- _What to do_
Transcribe all records exactly.

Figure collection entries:
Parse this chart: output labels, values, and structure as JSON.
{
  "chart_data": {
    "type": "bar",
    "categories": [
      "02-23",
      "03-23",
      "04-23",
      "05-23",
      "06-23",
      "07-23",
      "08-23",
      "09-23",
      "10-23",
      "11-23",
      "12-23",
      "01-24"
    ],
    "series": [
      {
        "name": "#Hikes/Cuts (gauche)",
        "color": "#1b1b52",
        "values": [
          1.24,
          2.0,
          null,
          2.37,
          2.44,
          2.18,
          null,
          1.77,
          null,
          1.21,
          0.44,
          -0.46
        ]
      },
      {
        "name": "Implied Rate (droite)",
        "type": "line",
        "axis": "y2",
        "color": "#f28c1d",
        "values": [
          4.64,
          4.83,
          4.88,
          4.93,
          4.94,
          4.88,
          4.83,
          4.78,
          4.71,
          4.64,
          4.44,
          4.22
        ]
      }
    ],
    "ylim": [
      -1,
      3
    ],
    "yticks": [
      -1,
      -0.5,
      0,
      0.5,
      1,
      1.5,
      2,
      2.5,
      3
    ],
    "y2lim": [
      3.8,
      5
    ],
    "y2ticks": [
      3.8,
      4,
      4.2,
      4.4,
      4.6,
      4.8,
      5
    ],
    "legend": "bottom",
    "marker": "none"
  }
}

- _Exercise response_
Parse this chart: output labels, values, and structure as JSON.
{
  "chart_data": {
    "type": "bar",
    "categories": [
      "02-23",
      "03-23",
      "04-23",
      "05-23",
      "06-23",
      "07-23",
      "08-23",
      "09-23",
      "10-23",
      "11-23",
      "12-23",
      "01-24"
    ],
    "series": [
      {
        "name": "#Hikes/Cuts (gauche)",
        "color": "#1b1b52",
        "values": [
          1.24,
          2.0,
          null,
          2.37,
          2.44,
          2.18,
          null,
          1.77,
          null,
          1.21,
          0.44,
          -0.46
        ]
      },
      {
        "name": "Implied Rate (droite)",
        "type": "line",
        "axis": "y2",
        "color": "#f28c1d",
        "values": [
          4.64,
          4.83,
          4.88,
          4.93,
          4.94,
          4.88,
          4.83,
          4.78,
          4.71,
          4.64,
          4.44,
          4.22
        ]
      }
    ],
    "ylim": [
      -1,
      3
    ],
    "yticks": [
      -1,
      -0.5,
      0,
      0.5,
      1,
      1.5,
      2,
      2.5,
      3
    ],
    "y2lim": [
      3.8,
      5
    ],
    "y2ticks": [
      3.8,
      4,
      4.2,
      4.4,
      4.6,
      4.8,
      5
    ],
    "legend": "bottom",
    "marker": "none"
  }
}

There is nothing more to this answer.